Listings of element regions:
_ _ _ _ _ _ _

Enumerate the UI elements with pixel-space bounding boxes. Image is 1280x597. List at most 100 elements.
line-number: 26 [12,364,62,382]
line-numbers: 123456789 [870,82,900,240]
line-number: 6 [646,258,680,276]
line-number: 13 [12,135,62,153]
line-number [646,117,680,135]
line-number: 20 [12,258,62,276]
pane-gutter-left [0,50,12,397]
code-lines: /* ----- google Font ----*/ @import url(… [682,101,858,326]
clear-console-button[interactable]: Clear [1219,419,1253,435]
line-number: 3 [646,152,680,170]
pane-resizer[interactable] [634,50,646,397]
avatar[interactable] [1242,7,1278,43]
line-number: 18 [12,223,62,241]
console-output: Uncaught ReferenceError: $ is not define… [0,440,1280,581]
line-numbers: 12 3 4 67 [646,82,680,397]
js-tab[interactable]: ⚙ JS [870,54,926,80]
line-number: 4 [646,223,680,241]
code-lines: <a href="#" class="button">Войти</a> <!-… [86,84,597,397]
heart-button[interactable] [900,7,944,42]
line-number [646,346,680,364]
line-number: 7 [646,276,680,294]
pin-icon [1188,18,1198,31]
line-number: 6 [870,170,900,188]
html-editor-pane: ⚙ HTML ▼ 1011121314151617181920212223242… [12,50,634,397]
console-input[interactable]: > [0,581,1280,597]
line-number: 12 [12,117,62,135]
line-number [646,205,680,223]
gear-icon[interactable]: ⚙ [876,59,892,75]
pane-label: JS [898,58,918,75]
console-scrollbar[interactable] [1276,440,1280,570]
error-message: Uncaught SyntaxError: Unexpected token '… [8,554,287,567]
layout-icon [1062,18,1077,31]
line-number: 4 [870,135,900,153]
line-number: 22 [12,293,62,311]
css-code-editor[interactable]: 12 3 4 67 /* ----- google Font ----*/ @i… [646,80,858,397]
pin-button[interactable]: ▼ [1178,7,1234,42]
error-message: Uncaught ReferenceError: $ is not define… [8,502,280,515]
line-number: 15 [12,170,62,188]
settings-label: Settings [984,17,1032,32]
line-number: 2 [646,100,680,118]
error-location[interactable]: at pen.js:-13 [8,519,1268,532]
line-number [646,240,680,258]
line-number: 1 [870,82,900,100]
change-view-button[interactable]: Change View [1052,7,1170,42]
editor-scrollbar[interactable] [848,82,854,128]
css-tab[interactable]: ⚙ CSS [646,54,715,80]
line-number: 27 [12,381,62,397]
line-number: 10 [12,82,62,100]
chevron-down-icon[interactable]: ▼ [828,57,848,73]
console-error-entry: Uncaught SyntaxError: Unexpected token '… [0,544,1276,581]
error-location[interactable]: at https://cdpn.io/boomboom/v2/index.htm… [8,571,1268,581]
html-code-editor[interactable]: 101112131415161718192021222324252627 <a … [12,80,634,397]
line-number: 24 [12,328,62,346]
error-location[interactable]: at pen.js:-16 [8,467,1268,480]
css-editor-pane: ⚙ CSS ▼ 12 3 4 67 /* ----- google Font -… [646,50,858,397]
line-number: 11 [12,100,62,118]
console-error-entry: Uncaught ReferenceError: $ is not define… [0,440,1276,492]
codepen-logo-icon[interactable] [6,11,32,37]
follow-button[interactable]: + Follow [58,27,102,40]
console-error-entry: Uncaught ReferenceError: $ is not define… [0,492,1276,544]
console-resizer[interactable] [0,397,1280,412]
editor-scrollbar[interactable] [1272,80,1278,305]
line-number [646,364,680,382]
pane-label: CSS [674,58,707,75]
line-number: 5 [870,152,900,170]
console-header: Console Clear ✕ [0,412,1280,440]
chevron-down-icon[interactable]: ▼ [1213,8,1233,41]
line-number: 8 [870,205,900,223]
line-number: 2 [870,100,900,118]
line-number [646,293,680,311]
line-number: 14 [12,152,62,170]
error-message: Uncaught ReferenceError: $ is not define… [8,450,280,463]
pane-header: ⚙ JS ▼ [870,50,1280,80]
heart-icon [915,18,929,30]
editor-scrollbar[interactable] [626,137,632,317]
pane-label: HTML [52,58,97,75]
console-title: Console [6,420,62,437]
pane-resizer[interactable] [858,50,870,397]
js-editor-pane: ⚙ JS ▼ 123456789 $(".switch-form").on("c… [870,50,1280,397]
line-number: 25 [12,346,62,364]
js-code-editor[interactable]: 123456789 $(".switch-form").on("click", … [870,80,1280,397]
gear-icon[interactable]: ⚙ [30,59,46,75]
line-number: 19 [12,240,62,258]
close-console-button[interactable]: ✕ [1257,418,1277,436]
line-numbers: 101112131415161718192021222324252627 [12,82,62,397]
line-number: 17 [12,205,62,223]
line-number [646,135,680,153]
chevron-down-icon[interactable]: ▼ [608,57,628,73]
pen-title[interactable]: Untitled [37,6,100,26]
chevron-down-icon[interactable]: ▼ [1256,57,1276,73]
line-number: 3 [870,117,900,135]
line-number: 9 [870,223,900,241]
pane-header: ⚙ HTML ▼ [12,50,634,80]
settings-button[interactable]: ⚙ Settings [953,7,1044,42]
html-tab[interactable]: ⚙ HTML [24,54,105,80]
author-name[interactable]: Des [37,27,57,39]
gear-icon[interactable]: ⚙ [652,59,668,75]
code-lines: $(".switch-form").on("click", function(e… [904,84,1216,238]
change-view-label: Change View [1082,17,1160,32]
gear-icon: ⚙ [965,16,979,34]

_ _ _ _ _ _ _

:: TASK ::
Retype the material word for word, starting at its first line and ending with the line that contains "line-number [646,117,680,135]".

:: WRITTEN RESPONSE ::
Enumerate the UI elements with pixel-space bounding boxes. Image is 1280x597. List at most 100 elements.
line-number: 26 [12,364,62,382]
line-numbers: 123456789 [870,82,900,240]
line-number: 6 [646,258,680,276]
line-number: 13 [12,135,62,153]
line-number [646,117,680,135]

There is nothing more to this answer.